(Data items)
>> Start

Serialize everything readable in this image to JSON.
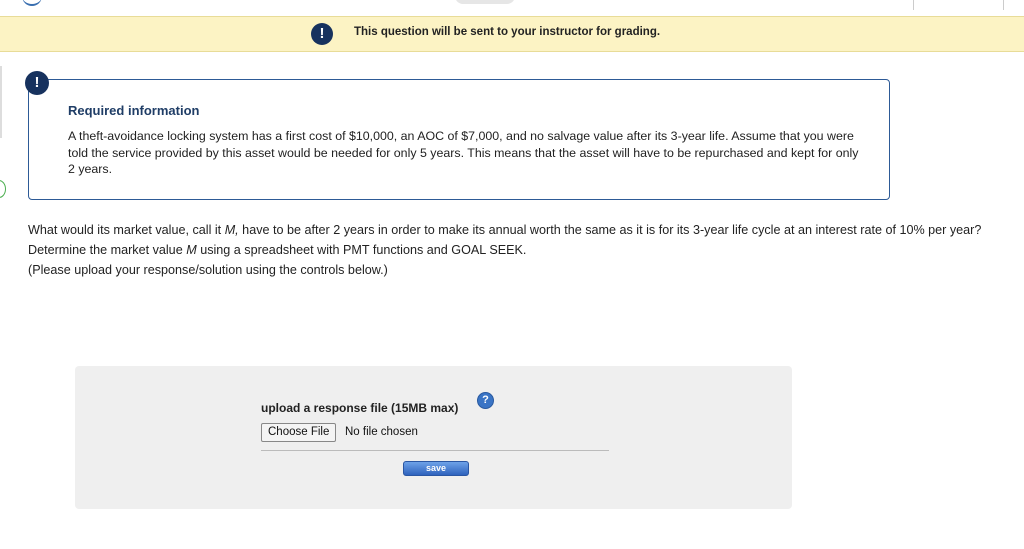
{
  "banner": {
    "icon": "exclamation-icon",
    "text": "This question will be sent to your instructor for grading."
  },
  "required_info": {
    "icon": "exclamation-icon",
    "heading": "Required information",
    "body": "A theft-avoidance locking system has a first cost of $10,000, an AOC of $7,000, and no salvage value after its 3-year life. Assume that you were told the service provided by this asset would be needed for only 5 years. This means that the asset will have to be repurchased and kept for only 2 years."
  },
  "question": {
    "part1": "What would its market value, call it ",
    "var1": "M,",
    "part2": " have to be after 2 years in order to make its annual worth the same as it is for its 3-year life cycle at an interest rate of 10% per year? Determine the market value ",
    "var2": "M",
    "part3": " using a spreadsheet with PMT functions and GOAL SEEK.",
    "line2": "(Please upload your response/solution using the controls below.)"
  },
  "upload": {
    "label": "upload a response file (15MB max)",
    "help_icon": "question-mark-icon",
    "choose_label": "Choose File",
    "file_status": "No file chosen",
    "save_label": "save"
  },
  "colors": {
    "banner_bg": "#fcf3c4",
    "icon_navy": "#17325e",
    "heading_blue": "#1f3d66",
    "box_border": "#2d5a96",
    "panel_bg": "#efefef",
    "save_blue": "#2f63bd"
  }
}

>> End

## Exercise task
Omitting all images, print the listing exactly.

## Output below
Serialize everything readable in this image to JSON.
{
  "banner": {
    "icon": "exclamation-icon",
    "text": "This question will be sent to your instructor for grading."
  },
  "required_info": {
    "icon": "exclamation-icon",
    "heading": "Required information",
    "body": "A theft-avoidance locking system has a first cost of $10,000, an AOC of $7,000, and no salvage value after its 3-year life. Assume that you were told the service provided by this asset would be needed for only 5 years. This means that the asset will have to be repurchased and kept for only 2 years."
  },
  "question": {
    "part1": "What would its market value, call it ",
    "var1": "M,",
    "part2": " have to be after 2 years in order to make its annual worth the same as it is for its 3-year life cycle at an interest rate of 10% per year? Determine the market value ",
    "var2": "M",
    "part3": " using a spreadsheet with PMT functions and GOAL SEEK.",
    "line2": "(Please upload your response/solution using the controls below.)"
  },
  "upload": {
    "label": "upload a response file (15MB max)",
    "help_icon": "question-mark-icon",
    "choose_label": "Choose File",
    "file_status": "No file chosen",
    "save_label": "save"
  },
  "colors": {
    "banner_bg": "#fcf3c4",
    "icon_navy": "#17325e",
    "heading_blue": "#1f3d66",
    "box_border": "#2d5a96",
    "panel_bg": "#efefef",
    "save_blue": "#2f63bd"
  }
}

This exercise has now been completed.